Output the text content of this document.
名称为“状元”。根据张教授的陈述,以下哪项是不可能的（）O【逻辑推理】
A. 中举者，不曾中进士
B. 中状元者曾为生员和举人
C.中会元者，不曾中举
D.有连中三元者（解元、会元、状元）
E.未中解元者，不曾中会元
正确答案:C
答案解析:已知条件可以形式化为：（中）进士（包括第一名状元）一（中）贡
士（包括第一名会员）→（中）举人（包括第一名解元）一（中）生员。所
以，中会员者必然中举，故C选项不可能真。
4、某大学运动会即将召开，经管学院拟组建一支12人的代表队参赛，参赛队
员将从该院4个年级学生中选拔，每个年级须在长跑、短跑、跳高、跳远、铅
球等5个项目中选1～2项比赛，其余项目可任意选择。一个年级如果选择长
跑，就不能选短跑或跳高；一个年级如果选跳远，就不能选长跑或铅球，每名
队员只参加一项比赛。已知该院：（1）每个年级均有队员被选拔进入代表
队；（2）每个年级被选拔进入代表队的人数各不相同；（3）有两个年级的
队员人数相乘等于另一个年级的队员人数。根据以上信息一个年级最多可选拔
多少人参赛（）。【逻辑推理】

☆ ☆ ☆ ☆ ☆

* _What you should do_
Extract all lines as given.

* _Solution for this problem_
Output the text content of this document.
名称为“状元”。根据张教授的陈述,以下哪项是不可能的（）O【逻辑推理】
A. 中举者，不曾中进士
B. 中状元者曾为生员和举人
C.中会元者，不曾中举
D.有连中三元者（解元、会元、状元）
E.未中解元者，不曾中会元
正确答案:C
答案解析:已知条件可以形式化为：（中）进士（包括第一名状元）一（中）贡
士（包括第一名会员）→（中）举人（包括第一名解元）一（中）生员。所
以，中会员者必然中举，故C选项不可能真。
4、某大学运动会即将召开，经管学院拟组建一支12人的代表队参赛，参赛队
员将从该院4个年级学生中选拔，每个年级须在长跑、短跑、跳高、跳远、铅
球等5个项目中选1～2项比赛，其余项目可任意选择。一个年级如果选择长
跑，就不能选短跑或跳高；一个年级如果选跳远，就不能选长跑或铅球，每名
队员只参加一项比赛。已知该院：（1）每个年级均有队员被选拔进入代表
队；（2）每个年级被选拔进入代表队的人数各不相同；（3）有两个年级的
队员人数相乘等于另一个年级的队员人数。根据以上信息一个年级最多可选拔
多少人参赛（）。【逻辑推理】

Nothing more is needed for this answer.